Reproduce the records below exactly as given.

Available records
§

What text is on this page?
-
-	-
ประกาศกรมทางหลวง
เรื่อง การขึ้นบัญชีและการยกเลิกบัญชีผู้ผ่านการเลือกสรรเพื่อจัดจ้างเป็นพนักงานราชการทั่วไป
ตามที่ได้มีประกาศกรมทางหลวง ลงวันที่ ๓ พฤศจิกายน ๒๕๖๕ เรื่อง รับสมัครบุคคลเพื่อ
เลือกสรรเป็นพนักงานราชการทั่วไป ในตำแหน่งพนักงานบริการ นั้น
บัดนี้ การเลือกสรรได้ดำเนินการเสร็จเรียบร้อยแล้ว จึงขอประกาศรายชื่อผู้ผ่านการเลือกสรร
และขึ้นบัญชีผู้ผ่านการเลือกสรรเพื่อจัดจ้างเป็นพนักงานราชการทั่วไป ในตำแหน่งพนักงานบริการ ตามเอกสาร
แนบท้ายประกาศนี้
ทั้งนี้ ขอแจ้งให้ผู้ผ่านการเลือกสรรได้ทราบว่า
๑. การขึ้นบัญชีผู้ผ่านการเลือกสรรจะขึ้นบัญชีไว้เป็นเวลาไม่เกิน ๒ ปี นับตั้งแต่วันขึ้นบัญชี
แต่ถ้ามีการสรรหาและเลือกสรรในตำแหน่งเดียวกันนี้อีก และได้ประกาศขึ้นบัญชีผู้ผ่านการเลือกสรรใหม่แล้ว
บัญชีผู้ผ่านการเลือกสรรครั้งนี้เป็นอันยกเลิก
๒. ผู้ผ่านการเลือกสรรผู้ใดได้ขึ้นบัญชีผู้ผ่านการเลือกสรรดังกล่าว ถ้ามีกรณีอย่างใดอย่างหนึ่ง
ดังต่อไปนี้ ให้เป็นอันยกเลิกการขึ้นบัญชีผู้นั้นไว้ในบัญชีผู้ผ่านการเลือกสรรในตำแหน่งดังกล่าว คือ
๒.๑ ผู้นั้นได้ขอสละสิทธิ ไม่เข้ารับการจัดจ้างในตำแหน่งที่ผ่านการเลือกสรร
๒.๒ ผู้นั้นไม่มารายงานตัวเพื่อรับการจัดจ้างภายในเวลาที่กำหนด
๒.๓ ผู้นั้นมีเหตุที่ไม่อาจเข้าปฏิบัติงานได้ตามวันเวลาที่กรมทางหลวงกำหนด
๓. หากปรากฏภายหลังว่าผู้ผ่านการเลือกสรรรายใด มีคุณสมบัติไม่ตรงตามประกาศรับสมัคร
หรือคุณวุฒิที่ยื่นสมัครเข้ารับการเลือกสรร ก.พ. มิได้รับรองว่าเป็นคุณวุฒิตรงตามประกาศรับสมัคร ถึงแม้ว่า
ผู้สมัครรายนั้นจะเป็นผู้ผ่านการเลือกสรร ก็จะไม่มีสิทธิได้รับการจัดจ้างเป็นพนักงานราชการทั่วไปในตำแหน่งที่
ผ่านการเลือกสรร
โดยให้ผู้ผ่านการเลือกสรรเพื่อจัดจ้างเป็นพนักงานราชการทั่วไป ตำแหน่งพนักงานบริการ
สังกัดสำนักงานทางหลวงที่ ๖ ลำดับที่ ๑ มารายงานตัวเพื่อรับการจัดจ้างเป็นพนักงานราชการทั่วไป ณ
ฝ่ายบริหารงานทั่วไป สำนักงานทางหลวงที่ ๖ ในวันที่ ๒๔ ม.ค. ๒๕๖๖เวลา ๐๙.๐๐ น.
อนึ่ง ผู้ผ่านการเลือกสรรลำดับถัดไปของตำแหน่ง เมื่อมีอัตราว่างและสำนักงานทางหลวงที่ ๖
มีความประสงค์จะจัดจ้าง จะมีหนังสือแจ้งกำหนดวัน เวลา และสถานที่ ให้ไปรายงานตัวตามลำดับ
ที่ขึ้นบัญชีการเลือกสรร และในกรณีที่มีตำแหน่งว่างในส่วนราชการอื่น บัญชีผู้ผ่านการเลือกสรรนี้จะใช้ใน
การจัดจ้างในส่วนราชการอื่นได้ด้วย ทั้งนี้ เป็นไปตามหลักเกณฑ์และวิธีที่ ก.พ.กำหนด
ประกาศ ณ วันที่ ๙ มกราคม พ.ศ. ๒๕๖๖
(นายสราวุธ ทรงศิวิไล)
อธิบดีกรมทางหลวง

§

Complete answer
What text is on this page?
-
-	-
ประกาศกรมทางหลวง
เรื่อง การขึ้นบัญชีและการยกเลิกบัญชีผู้ผ่านการเลือกสรรเพื่อจัดจ้างเป็นพนักงานราชการทั่วไป
ตามที่ได้มีประกาศกรมทางหลวง ลงวันที่ ๓ พฤศจิกายน ๒๕๖๕ เรื่อง รับสมัครบุคคลเพื่อ
เลือกสรรเป็นพนักงานราชการทั่วไป ในตำแหน่งพนักงานบริการ นั้น
บัดนี้ การเลือกสรรได้ดำเนินการเสร็จเรียบร้อยแล้ว จึงขอประกาศรายชื่อผู้ผ่านการเลือกสรร
และขึ้นบัญชีผู้ผ่านการเลือกสรรเพื่อจัดจ้างเป็นพนักงานราชการทั่วไป ในตำแหน่งพนักงานบริการ ตามเอกสาร
แนบท้ายประกาศนี้
ทั้งนี้ ขอแจ้งให้ผู้ผ่านการเลือกสรรได้ทราบว่า
๑. การขึ้นบัญชีผู้ผ่านการเลือกสรรจะขึ้นบัญชีไว้เป็นเวลาไม่เกิน ๒ ปี นับตั้งแต่วันขึ้นบัญชี
แต่ถ้ามีการสรรหาและเลือกสรรในตำแหน่งเดียวกันนี้อีก และได้ประกาศขึ้นบัญชีผู้ผ่านการเลือกสรรใหม่แล้ว
บัญชีผู้ผ่านการเลือกสรรครั้งนี้เป็นอันยกเลิก
๒. ผู้ผ่านการเลือกสรรผู้ใดได้ขึ้นบัญชีผู้ผ่านการเลือกสรรดังกล่าว ถ้ามีกรณีอย่างใดอย่างหนึ่ง
ดังต่อไปนี้ ให้เป็นอันยกเลิกการขึ้นบัญชีผู้นั้นไว้ในบัญชีผู้ผ่านการเลือกสรรในตำแหน่งดังกล่าว คือ
๒.๑ ผู้นั้นได้ขอสละสิทธิ ไม่เข้ารับการจัดจ้างในตำแหน่งที่ผ่านการเลือกสรร
๒.๒ ผู้นั้นไม่มารายงานตัวเพื่อรับการจัดจ้างภายในเวลาที่กำหนด
๒.๓ ผู้นั้นมีเหตุที่ไม่อาจเข้าปฏิบัติงานได้ตามวันเวลาที่กรมทางหลวงกำหนด
๓. หากปรากฏภายหลังว่าผู้ผ่านการเลือกสรรรายใด มีคุณสมบัติไม่ตรงตามประกาศรับสมัคร
หรือคุณวุฒิที่ยื่นสมัครเข้ารับการเลือกสรร ก.พ. มิได้รับรองว่าเป็นคุณวุฒิตรงตามประกาศรับสมัคร ถึงแม้ว่า
ผู้สมัครรายนั้นจะเป็นผู้ผ่านการเลือกสรร ก็จะไม่มีสิทธิได้รับการจัดจ้างเป็นพนักงานราชการทั่วไปในตำแหน่งที่
ผ่านการเลือกสรร
โดยให้ผู้ผ่านการเลือกสรรเพื่อจัดจ้างเป็นพนักงานราชการทั่วไป ตำแหน่งพนักงานบริการ
สังกัดสำนักงานทางหลวงที่ ๖ ลำดับที่ ๑ มารายงานตัวเพื่อรับการจัดจ้างเป็นพนักงานราชการทั่วไป ณ
ฝ่ายบริหารงานทั่วไป สำนักงานทางหลวงที่ ๖ ในวันที่ ๒๔ ม.ค. ๒๕๖๖เวลา ๐๙.๐๐ น.
อนึ่ง ผู้ผ่านการเลือกสรรลำดับถัดไปของตำแหน่ง เมื่อมีอัตราว่างและสำนักงานทางหลวงที่ ๖
มีความประสงค์จะจัดจ้าง จะมีหนังสือแจ้งกำหนดวัน เวลา และสถานที่ ให้ไปรายงานตัวตามลำดับ
ที่ขึ้นบัญชีการเลือกสรร และในกรณีที่มีตำแหน่งว่างในส่วนราชการอื่น บัญชีผู้ผ่านการเลือกสรรนี้จะใช้ใน
การจัดจ้างในส่วนราชการอื่นได้ด้วย ทั้งนี้ เป็นไปตามหลักเกณฑ์และวิธีที่ ก.พ.กำหนด
ประกาศ ณ วันที่ ๙ มกราคม พ.ศ. ๒๕๖๖
(นายสราวุธ ทรงศิวิไล)
อธิบดีกรมทางหลวง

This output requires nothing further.